(Data entries for graphics)
......

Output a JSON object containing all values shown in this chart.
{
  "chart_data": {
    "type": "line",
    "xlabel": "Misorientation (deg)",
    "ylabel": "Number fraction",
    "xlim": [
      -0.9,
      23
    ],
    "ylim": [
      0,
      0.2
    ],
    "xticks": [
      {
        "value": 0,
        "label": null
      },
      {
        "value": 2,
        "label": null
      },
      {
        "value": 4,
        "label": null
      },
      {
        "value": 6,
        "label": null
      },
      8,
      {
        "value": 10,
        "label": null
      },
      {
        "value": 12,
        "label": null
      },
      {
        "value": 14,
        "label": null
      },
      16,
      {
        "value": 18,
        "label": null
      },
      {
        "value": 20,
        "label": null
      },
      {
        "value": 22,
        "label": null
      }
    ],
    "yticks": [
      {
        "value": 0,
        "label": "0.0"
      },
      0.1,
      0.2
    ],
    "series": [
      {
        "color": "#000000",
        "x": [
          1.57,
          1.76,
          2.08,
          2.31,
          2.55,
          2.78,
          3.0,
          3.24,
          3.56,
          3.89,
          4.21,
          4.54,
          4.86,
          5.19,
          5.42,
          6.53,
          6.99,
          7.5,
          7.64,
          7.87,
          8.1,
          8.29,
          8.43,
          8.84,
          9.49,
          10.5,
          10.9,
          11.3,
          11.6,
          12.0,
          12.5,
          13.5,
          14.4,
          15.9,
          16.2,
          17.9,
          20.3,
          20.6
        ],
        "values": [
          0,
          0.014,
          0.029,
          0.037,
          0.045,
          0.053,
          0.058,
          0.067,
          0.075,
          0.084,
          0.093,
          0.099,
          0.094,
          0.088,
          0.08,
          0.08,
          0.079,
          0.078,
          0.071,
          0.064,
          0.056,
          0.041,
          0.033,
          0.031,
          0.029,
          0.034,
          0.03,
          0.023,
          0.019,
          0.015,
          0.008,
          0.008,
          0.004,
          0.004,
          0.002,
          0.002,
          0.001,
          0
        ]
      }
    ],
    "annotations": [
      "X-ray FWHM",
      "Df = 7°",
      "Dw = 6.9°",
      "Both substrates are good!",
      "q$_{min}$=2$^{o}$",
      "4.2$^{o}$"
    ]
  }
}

......

PROMPT: Reproduce every record above exactly as it appears.

ANSWER TO THIS PROBLEM:
Output a JSON object containing all values shown in this chart.
{
  "chart_data": {
    "type": "line",
    "xlabel": "Misorientation (deg)",
    "ylabel": "Number fraction",
    "xlim": [
      -0.9,
      23
    ],
    "ylim": [
      0,
      0.2
    ],
    "xticks": [
      {
        "value": 0,
        "label": null
      },
      {
        "value": 2,
        "label": null
      },
      {
        "value": 4,
        "label": null
      },
      {
        "value": 6,
        "label": null
      },
      8,
      {
        "value": 10,
        "label": null
      },
      {
        "value": 12,
        "label": null
      },
      {
        "value": 14,
        "label": null
      },
      16,
      {
        "value": 18,
        "label": null
      },
      {
        "value": 20,
        "label": null
      },
      {
        "value": 22,
        "label": null
      }
    ],
    "yticks": [
      {
        "value": 0,
        "label": "0.0"
      },
      0.1,
      0.2
    ],
    "series": [
      {
        "color": "#000000",
        "x": [
          1.57,
          1.76,
          2.08,
          2.31,
          2.55,
          2.78,
          3.0,
          3.24,
          3.56,
          3.89,
          4.21,
          4.54,
          4.86,
          5.19,
          5.42,
          6.53,
          6.99,
          7.5,
          7.64,
          7.87,
          8.1,
          8.29,
          8.43,
          8.84,
          9.49,
          10.5,
          10.9,
          11.3,
          11.6,
          12.0,
          12.5,
          13.5,
          14.4,
          15.9,
          16.2,
          17.9,
          20.3,
          20.6
        ],
        "values": [
          0,
          0.014,
          0.029,
          0.037,
          0.045,
          0.053,
          0.058,
          0.067,
          0.075,
          0.084,
          0.093,
          0.099,
          0.094,
          0.088,
          0.08,
          0.08,
          0.079,
          0.078,
          0.071,
          0.064,
          0.056,
          0.041,
          0.033,
          0.031,
          0.029,
          0.034,
          0.03,
          0.023,
          0.019,
          0.015,
          0.008,
          0.008,
          0.004,
          0.004,
          0.002,
          0.002,
          0.001,
          0
        ]
      }
    ],
    "annotations": [
      "X-ray FWHM",
      "Df = 7°",
      "Dw = 6.9°",
      "Both substrates are good!",
      "q$_{min}$=2$^{o}$",
      "4.2$^{o}$"
    ]
  }
}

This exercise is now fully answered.